Return all entries precisely as they stand, without the images.

[START OF Input rows]

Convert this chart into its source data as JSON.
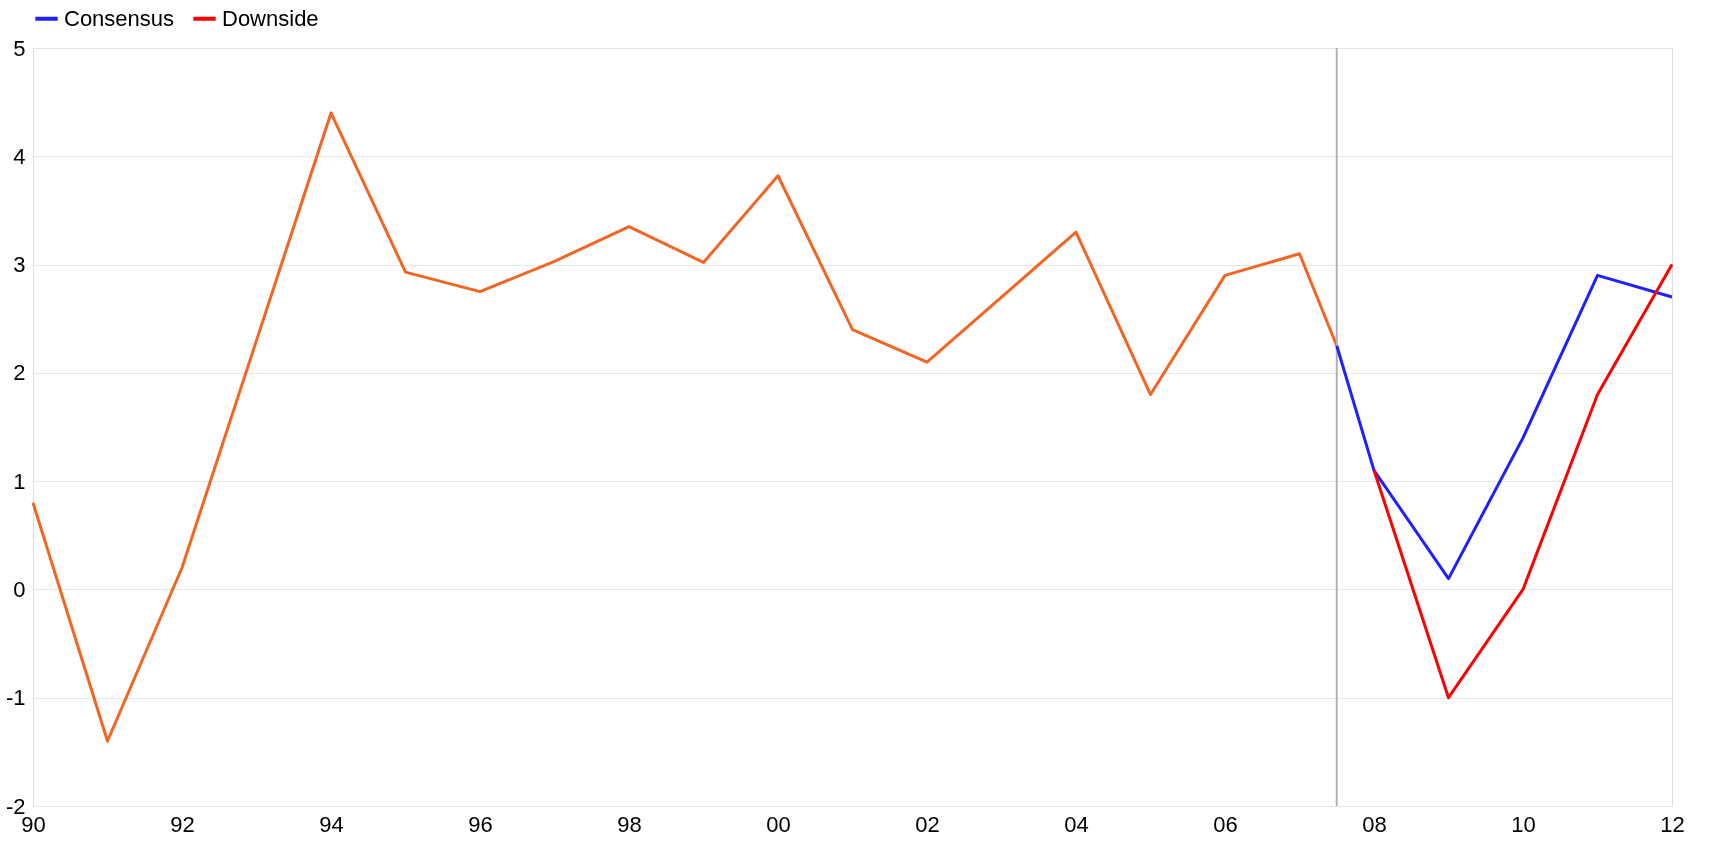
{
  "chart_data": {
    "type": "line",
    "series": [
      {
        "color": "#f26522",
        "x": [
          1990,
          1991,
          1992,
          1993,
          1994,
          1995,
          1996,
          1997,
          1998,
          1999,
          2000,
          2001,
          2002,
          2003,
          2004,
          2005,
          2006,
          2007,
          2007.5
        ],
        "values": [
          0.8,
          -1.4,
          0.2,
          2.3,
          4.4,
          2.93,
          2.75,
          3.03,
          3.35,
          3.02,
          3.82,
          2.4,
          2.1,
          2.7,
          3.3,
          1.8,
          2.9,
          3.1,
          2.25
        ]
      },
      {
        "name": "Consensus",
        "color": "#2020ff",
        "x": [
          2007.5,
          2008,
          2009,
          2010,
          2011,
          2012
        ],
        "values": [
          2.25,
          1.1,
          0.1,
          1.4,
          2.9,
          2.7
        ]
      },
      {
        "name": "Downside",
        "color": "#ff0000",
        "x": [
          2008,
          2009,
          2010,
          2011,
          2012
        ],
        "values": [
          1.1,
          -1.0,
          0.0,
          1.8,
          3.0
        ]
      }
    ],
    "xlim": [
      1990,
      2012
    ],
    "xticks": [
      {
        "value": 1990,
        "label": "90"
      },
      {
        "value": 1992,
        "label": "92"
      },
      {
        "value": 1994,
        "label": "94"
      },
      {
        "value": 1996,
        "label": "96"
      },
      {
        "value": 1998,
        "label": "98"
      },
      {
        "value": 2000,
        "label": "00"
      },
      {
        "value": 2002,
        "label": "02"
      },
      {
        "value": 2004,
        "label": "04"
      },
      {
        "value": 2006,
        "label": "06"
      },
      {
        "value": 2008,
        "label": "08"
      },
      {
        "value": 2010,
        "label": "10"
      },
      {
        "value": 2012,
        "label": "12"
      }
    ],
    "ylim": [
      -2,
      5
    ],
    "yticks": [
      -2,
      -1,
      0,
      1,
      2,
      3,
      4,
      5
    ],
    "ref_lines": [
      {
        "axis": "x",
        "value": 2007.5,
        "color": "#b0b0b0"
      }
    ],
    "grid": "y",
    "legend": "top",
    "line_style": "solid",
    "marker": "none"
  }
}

[END OF Input rows]

**Exercise output**
Convert this chart into its source data as JSON.
{
  "chart_data": {
    "type": "line",
    "series": [
      {
        "color": "#f26522",
        "x": [
          1990,
          1991,
          1992,
          1993,
          1994,
          1995,
          1996,
          1997,
          1998,
          1999,
          2000,
          2001,
          2002,
          2003,
          2004,
          2005,
          2006,
          2007,
          2007.5
        ],
        "values": [
          0.8,
          -1.4,
          0.2,
          2.3,
          4.4,
          2.93,
          2.75,
          3.03,
          3.35,
          3.02,
          3.82,
          2.4,
          2.1,
          2.7,
          3.3,
          1.8,
          2.9,
          3.1,
          2.25
        ]
      },
      {
        "name": "Consensus",
        "color": "#2020ff",
        "x": [
          2007.5,
          2008,
          2009,
          2010,
          2011,
          2012
        ],
        "values": [
          2.25,
          1.1,
          0.1,
          1.4,
          2.9,
          2.7
        ]
      },
      {
        "name": "Downside",
        "color": "#ff0000",
        "x": [
          2008,
          2009,
          2010,
          2011,
          2012
        ],
        "values": [
          1.1,
          -1.0,
          0.0,
          1.8,
          3.0
        ]
      }
    ],
    "xlim": [
      1990,
      2012
    ],
    "xticks": [
      {
        "value": 1990,
        "label": "90"
      },
      {
        "value": 1992,
        "label": "92"
      },
      {
        "value": 1994,
        "label": "94"
      },
      {
        "value": 1996,
        "label": "96"
      },
      {
        "value": 1998,
        "label": "98"
      },
      {
        "value": 2000,
        "label": "00"
      },
      {
        "value": 2002,
        "label": "02"
      },
      {
        "value": 2004,
        "label": "04"
      },
      {
        "value": 2006,
        "label": "06"
      },
      {
        "value": 2008,
        "label": "08"
      },
      {
        "value": 2010,
        "label": "10"
      },
      {
        "value": 2012,
        "label": "12"
      }
    ],
    "ylim": [
      -2,
      5
    ],
    "yticks": [
      -2,
      -1,
      0,
      1,
      2,
      3,
      4,
      5
    ],
    "ref_lines": [
      {
        "axis": "x",
        "value": 2007.5,
        "color": "#b0b0b0"
      }
    ],
    "grid": "y",
    "legend": "top",
    "line_style": "solid",
    "marker": "none"
  }
}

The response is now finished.